--- Start ---

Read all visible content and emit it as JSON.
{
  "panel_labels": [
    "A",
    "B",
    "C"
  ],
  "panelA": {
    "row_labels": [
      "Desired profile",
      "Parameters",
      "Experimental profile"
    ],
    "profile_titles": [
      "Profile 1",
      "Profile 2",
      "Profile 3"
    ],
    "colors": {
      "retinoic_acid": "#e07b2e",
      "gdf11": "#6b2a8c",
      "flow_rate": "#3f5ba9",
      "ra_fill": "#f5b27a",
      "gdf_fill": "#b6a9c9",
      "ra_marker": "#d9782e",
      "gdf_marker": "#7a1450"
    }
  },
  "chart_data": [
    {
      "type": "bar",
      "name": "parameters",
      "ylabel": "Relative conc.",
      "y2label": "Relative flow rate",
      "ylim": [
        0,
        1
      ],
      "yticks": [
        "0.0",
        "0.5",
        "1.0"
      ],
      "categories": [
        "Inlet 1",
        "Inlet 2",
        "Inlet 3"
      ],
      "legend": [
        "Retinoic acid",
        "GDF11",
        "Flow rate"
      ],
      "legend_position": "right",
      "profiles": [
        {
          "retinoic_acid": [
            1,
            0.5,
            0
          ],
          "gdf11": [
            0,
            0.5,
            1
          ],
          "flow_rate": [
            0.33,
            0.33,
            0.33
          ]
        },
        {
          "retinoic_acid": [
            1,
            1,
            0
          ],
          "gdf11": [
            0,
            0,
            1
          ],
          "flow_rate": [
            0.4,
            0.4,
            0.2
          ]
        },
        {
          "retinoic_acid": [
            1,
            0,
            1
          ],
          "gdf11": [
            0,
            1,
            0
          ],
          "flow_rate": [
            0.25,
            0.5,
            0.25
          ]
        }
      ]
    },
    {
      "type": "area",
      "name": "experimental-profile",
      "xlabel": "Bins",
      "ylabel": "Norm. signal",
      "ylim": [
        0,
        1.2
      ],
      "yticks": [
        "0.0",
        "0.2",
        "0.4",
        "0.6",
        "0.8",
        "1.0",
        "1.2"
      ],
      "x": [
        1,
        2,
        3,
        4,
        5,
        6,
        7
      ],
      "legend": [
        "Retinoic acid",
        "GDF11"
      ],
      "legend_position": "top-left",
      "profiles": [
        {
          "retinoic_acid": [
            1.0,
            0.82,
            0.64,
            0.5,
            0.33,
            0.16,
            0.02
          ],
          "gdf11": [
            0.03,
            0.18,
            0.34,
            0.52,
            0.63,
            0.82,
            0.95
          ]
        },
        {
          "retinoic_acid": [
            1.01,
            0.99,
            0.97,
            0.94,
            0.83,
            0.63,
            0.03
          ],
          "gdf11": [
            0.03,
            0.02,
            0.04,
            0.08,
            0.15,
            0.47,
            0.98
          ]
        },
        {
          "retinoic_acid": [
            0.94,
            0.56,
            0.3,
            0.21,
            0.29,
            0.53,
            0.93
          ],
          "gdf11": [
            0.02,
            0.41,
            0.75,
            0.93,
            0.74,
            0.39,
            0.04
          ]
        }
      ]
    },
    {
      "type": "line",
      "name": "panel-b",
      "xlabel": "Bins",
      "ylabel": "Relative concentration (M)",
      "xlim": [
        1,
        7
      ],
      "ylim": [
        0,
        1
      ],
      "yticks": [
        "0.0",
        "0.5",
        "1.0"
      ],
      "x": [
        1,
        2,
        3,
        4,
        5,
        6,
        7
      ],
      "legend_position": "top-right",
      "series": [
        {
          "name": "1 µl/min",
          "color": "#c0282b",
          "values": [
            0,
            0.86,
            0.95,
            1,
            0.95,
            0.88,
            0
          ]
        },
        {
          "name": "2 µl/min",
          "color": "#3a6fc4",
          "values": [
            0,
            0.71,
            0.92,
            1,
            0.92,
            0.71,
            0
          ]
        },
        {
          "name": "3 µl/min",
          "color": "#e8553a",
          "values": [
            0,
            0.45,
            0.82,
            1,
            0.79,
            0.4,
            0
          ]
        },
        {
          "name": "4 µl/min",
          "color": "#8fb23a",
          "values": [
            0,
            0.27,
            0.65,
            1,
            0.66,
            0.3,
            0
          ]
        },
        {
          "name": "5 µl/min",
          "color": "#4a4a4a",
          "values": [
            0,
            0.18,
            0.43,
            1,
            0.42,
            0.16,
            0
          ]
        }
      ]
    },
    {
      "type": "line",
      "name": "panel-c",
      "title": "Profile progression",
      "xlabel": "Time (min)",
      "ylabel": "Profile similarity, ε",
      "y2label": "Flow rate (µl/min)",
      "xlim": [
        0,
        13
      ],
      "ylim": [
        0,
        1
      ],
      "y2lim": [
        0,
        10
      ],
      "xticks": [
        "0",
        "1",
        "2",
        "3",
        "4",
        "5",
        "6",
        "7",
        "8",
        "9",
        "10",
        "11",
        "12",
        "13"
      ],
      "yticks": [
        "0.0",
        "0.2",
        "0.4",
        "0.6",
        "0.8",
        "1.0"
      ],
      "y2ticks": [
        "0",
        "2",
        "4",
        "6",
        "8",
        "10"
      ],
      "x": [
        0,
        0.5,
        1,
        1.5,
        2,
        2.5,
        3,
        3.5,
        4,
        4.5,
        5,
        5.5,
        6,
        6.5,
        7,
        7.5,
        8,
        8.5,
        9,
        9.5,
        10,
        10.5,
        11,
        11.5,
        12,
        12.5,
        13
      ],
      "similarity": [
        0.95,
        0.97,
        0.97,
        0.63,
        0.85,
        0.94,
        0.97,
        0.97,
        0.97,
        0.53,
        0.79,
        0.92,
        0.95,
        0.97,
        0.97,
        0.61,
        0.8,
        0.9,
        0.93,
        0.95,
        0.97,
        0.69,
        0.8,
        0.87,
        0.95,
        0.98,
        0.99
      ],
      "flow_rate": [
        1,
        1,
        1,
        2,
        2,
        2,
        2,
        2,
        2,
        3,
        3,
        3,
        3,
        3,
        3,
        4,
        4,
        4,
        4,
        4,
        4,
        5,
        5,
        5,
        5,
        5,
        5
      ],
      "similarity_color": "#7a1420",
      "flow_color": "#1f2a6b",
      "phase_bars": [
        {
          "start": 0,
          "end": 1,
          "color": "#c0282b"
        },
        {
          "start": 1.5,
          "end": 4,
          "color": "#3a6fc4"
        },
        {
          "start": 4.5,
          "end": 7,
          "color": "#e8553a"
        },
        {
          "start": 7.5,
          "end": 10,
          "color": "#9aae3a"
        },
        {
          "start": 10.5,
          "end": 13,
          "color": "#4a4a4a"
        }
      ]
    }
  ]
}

--- End ---

__The request__
Copy in full each line that holds the word "type".

__Final answer__
      "type": "bar",
      "type": "area",
      "type": "line",
      "type": "line",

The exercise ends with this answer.